[Dataset items]
>> start

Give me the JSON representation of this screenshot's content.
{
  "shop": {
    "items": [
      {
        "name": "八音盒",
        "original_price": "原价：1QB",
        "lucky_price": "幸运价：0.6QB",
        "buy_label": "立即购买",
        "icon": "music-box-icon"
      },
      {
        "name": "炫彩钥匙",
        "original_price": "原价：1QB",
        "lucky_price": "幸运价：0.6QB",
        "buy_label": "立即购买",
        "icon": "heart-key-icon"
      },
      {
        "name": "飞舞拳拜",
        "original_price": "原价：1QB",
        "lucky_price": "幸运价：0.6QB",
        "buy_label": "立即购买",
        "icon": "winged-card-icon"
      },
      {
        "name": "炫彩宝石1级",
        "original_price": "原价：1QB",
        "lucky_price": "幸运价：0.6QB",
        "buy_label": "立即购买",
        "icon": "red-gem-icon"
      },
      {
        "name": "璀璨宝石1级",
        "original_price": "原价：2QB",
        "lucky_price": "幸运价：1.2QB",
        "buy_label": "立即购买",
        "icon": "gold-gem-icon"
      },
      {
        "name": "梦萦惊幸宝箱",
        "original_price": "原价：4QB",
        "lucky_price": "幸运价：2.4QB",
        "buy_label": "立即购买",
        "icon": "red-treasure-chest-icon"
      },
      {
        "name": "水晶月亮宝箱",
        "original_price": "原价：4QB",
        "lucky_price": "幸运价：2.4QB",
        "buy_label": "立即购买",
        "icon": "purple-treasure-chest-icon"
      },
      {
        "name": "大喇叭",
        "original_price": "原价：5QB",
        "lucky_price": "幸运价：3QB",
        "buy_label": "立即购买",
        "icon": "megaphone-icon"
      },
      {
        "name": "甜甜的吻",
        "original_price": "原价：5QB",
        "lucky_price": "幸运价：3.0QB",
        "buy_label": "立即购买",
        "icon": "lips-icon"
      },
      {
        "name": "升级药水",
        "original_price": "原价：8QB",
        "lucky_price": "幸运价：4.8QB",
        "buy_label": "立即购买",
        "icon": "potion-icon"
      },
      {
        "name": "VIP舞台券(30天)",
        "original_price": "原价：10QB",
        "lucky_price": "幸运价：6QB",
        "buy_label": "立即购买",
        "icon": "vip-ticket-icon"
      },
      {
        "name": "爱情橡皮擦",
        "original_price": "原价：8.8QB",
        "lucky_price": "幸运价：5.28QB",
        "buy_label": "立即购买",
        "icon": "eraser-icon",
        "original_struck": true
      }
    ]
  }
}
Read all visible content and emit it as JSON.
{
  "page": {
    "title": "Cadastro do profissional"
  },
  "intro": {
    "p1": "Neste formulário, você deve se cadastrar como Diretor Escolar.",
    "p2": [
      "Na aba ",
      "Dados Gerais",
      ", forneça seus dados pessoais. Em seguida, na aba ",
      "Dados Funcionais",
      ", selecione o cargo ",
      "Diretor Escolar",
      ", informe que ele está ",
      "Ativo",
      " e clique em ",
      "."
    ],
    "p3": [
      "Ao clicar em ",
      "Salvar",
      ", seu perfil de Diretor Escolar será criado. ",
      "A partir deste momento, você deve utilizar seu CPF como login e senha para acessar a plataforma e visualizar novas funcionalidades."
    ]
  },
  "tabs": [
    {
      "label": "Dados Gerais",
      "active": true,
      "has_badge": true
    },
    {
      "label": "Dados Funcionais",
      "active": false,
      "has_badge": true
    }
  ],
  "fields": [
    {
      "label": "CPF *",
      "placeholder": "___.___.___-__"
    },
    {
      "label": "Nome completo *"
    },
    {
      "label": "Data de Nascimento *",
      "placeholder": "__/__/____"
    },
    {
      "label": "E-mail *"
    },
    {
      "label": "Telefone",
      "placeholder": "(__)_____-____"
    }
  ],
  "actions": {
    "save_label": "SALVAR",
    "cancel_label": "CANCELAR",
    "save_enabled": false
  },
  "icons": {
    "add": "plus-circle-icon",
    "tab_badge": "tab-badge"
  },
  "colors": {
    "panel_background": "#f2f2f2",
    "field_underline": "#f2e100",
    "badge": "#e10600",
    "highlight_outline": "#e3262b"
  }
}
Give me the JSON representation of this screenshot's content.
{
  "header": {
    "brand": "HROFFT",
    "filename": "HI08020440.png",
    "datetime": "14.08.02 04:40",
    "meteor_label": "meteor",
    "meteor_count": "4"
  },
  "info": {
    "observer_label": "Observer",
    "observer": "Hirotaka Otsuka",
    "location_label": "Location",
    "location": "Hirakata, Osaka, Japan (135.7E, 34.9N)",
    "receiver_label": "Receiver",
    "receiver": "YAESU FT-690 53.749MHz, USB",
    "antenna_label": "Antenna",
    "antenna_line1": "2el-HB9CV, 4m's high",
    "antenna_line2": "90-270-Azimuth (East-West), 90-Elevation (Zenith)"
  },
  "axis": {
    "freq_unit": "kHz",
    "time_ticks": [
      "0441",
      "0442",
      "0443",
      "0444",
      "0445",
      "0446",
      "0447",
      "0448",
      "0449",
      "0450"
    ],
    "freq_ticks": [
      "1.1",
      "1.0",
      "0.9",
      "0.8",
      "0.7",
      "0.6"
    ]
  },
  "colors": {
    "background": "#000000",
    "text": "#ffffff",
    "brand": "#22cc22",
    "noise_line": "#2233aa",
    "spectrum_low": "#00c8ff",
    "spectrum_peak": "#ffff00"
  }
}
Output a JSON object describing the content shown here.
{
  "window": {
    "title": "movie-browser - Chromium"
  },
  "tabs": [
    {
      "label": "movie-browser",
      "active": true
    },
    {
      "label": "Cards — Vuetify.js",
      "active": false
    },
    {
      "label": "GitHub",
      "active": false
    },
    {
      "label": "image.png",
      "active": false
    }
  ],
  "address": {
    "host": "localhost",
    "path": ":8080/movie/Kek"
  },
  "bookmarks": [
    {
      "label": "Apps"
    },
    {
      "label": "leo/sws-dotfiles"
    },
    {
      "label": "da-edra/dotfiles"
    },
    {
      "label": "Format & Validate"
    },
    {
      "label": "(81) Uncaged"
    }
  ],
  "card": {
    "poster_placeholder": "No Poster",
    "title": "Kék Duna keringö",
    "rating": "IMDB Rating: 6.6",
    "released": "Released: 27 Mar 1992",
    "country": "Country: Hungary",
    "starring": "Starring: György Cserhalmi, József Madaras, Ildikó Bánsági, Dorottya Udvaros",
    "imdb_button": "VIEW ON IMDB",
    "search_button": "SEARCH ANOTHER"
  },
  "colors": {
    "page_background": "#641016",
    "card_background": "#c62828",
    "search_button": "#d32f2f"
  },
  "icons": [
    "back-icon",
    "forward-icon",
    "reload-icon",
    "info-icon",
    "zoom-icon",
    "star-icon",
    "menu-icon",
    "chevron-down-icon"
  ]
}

>> end

Work instructions → Set down every line of the listing above again, exactly as given.

Expected answer →
Give me the JSON representation of this screenshot's content.
{
  "shop": {
    "items": [
      {
        "name": "八音盒",
        "original_price": "原价：1QB",
        "lucky_price": "幸运价：0.6QB",
        "buy_label": "立即购买",
        "icon": "music-box-icon"
      },
      {
        "name": "炫彩钥匙",
        "original_price": "原价：1QB",
        "lucky_price": "幸运价：0.6QB",
        "buy_label": "立即购买",
        "icon": "heart-key-icon"
      },
      {
        "name": "飞舞拳拜",
        "original_price": "原价：1QB",
        "lucky_price": "幸运价：0.6QB",
        "buy_label": "立即购买",
        "icon": "winged-card-icon"
      },
      {
        "name": "炫彩宝石1级",
        "original_price": "原价：1QB",
        "lucky_price": "幸运价：0.6QB",
        "buy_label": "立即购买",
        "icon": "red-gem-icon"
      },
      {
        "name": "璀璨宝石1级",
        "original_price": "原价：2QB",
        "lucky_price": "幸运价：1.2QB",
        "buy_label": "立即购买",
        "icon": "gold-gem-icon"
      },
      {
        "name": "梦萦惊幸宝箱",
        "original_price": "原价：4QB",
        "lucky_price": "幸运价：2.4QB",
        "buy_label": "立即购买",
        "icon": "red-treasure-chest-icon"
      },
      {
        "name": "水晶月亮宝箱",
        "original_price": "原价：4QB",
        "lucky_price": "幸运价：2.4QB",
        "buy_label": "立即购买",
        "icon": "purple-treasure-chest-icon"
      },
      {
        "name": "大喇叭",
        "original_price": "原价：5QB",
        "lucky_price": "幸运价：3QB",
        "buy_label": "立即购买",
        "icon": "megaphone-icon"
      },
      {
        "name": "甜甜的吻",
        "original_price": "原价：5QB",
        "lucky_price": "幸运价：3.0QB",
        "buy_label": "立即购买",
        "icon": "lips-icon"
      },
      {
        "name": "升级药水",
        "original_price": "原价：8QB",
        "lucky_price": "幸运价：4.8QB",
        "buy_label": "立即购买",
        "icon": "potion-icon"
      },
      {
        "name": "VIP舞台券(30天)",
        "original_price": "原价：10QB",
        "lucky_price": "幸运价：6QB",
        "buy_label": "立即购买",
        "icon": "vip-ticket-icon"
      },
      {
        "name": "爱情橡皮擦",
        "original_price": "原价：8.8QB",
        "lucky_price": "幸运价：5.28QB",
        "buy_label": "立即购买",
        "icon": "eraser-icon",
        "original_struck": true
      }
    ]
  }
}
Read all visible content and emit it as JSON.
{
  "page": {
    "title": "Cadastro do profissional"
  },
  "intro": {
    "p1": "Neste formulário, você deve se cadastrar como Diretor Escolar.",
    "p2": [
      "Na aba ",
      "Dados Gerais",
      ", forneça seus dados pessoais. Em seguida, na aba ",
      "Dados Funcionais",
      ", selecione o cargo ",
      "Diretor Escolar",
      ", informe que ele está ",
      "Ativo",
      " e clique em ",
      "."
    ],
    "p3": [
      "Ao clicar em ",
      "Salvar",
      ", seu perfil de Diretor Escolar será criado. ",
      "A partir deste momento, você deve utilizar seu CPF como login e senha para acessar a plataforma e visualizar novas funcionalidades."
    ]
  },
  "tabs": [
    {
      "label": "Dados Gerais",
      "active": true,
      "has_badge": true
    },
    {
      "label": "Dados Funcionais",
      "active": false,
      "has_badge": true
    }
  ],
  "fields": [
    {
      "label": "CPF *",
      "placeholder": "___.___.___-__"
    },
    {
      "label": "Nome completo *"
    },
    {
      "label": "Data de Nascimento *",
      "placeholder": "__/__/____"
    },
    {
      "label": "E-mail *"
    },
    {
      "label": "Telefone",
      "placeholder": "(__)_____-____"
    }
  ],
  "actions": {
    "save_label": "SALVAR",
    "cancel_label": "CANCELAR",
    "save_enabled": false
  },
  "icons": {
    "add": "plus-circle-icon",
    "tab_badge": "tab-badge"
  },
  "colors": {
    "panel_background": "#f2f2f2",
    "field_underline": "#f2e100",
    "badge": "#e10600",
    "highlight_outline": "#e3262b"
  }
}
Give me the JSON representation of this screenshot's content.
{
  "header": {
    "brand": "HROFFT",
    "filename": "HI08020440.png",
    "datetime": "14.08.02 04:40",
    "meteor_label": "meteor",
    "meteor_count": "4"
  },
  "info": {
    "observer_label": "Observer",
    "observer": "Hirotaka Otsuka",
    "location_label": "Location",
    "location": "Hirakata, Osaka, Japan (135.7E, 34.9N)",
    "receiver_label": "Receiver",
    "receiver": "YAESU FT-690 53.749MHz, USB",
    "antenna_label": "Antenna",
    "antenna_line1": "2el-HB9CV, 4m's high",
    "antenna_line2": "90-270-Azimuth (East-West), 90-Elevation (Zenith)"
  },
  "axis": {
    "freq_unit": "kHz",
    "time_ticks": [
      "0441",
      "0442",
      "0443",
      "0444",
      "0445",
      "0446",
      "0447",
      "0448",
      "0449",
      "0450"
    ],
    "freq_ticks": [
      "1.1",
      "1.0",
      "0.9",
      "0.8",
      "0.7",
      "0.6"
    ]
  },
  "colors": {
    "background": "#000000",
    "text": "#ffffff",
    "brand": "#22cc22",
    "noise_line": "#2233aa",
    "spectrum_low": "#00c8ff",
    "spectrum_peak": "#ffff00"
  }
}
Output a JSON object describing the content shown here.
{
  "window": {
    "title": "movie-browser - Chromium"
  },
  "tabs": [
    {
      "label": "movie-browser",
      "active": true
    },
    {
      "label": "Cards — Vuetify.js",
      "active": false
    },
    {
      "label": "GitHub",
      "active": false
    },
    {
      "label": "image.png",
      "active": false
    }
  ],
  "address": {
    "host": "localhost",
    "path": ":8080/movie/Kek"
  },
  "bookmarks": [
    {
      "label": "Apps"
    },
    {
      "label": "leo/sws-dotfiles"
    },
    {
      "label": "da-edra/dotfiles"
    },
    {
      "label": "Format & Validate"
    },
    {
      "label": "(81) Uncaged"
    }
  ],
  "card": {
    "poster_placeholder": "No Poster",
    "title": "Kék Duna keringö",
    "rating": "IMDB Rating: 6.6",
    "released": "Released: 27 Mar 1992",
    "country": "Country: Hungary",
    "starring": "Starring: György Cserhalmi, József Madaras, Ildikó Bánsági, Dorottya Udvaros",
    "imdb_button": "VIEW ON IMDB",
    "search_button": "SEARCH ANOTHER"
  },
  "colors": {
    "page_background": "#641016",
    "card_background": "#c62828",
    "search_button": "#d32f2f"
  },
  "icons": [
    "back-icon",
    "forward-icon",
    "reload-icon",
    "info-icon",
    "zoom-icon",
    "star-icon",
    "menu-icon",
    "chevron-down-icon"
  ]
}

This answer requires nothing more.